Recorded data:

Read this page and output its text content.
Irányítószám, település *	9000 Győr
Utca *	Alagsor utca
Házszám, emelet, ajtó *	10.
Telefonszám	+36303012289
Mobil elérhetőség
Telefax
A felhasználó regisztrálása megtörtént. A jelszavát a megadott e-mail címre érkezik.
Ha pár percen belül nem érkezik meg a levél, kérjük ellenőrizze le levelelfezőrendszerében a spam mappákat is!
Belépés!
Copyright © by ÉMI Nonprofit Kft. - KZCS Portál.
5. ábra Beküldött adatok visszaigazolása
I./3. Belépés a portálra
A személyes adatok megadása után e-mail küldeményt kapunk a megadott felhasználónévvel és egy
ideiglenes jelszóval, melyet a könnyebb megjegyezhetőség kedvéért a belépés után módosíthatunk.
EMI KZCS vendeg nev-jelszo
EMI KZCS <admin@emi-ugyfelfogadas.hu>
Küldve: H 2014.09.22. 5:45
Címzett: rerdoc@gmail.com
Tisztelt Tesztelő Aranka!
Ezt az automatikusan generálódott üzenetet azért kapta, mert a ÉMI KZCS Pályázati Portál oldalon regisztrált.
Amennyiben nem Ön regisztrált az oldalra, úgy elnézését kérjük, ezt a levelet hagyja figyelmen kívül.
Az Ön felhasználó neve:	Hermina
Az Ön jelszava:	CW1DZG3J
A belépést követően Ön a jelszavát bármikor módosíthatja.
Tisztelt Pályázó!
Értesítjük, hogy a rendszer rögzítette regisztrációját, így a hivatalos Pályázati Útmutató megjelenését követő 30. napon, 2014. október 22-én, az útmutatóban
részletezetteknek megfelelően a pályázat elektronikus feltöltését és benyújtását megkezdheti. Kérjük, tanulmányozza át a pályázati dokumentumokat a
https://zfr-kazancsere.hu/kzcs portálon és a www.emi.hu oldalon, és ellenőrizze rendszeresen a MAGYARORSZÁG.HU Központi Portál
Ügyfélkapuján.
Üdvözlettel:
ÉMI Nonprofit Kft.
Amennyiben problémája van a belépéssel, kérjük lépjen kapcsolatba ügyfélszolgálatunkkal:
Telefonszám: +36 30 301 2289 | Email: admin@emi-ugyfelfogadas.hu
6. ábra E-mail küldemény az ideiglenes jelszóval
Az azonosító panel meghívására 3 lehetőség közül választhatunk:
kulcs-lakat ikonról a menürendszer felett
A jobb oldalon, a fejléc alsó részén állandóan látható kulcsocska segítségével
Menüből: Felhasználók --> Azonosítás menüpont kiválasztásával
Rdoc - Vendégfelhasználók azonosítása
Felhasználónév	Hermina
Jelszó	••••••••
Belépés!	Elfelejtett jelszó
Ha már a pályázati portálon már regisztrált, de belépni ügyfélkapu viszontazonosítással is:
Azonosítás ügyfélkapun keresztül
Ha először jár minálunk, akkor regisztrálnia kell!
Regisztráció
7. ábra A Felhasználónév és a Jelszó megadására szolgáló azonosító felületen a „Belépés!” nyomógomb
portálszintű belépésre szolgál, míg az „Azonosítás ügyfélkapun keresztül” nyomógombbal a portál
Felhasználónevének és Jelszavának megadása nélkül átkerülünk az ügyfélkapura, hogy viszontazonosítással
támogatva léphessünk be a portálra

• Work to be completed
Find the lines that include the string "oldalon", then copy each of them.

• Response
Ezt az automatikusan generálódott üzenetet azért kapta, mert a ÉMI KZCS Pályázati Portál oldalon regisztrált.
https://zfr-kazancsere.hu/kzcs portálon és a www.emi.hu oldalon, és ellenőrizze rendszeresen a MAGYARORSZÁG.HU Központi Portál
A jobb oldalon, a fejléc alsó részén állandóan látható kulcsocska segítségével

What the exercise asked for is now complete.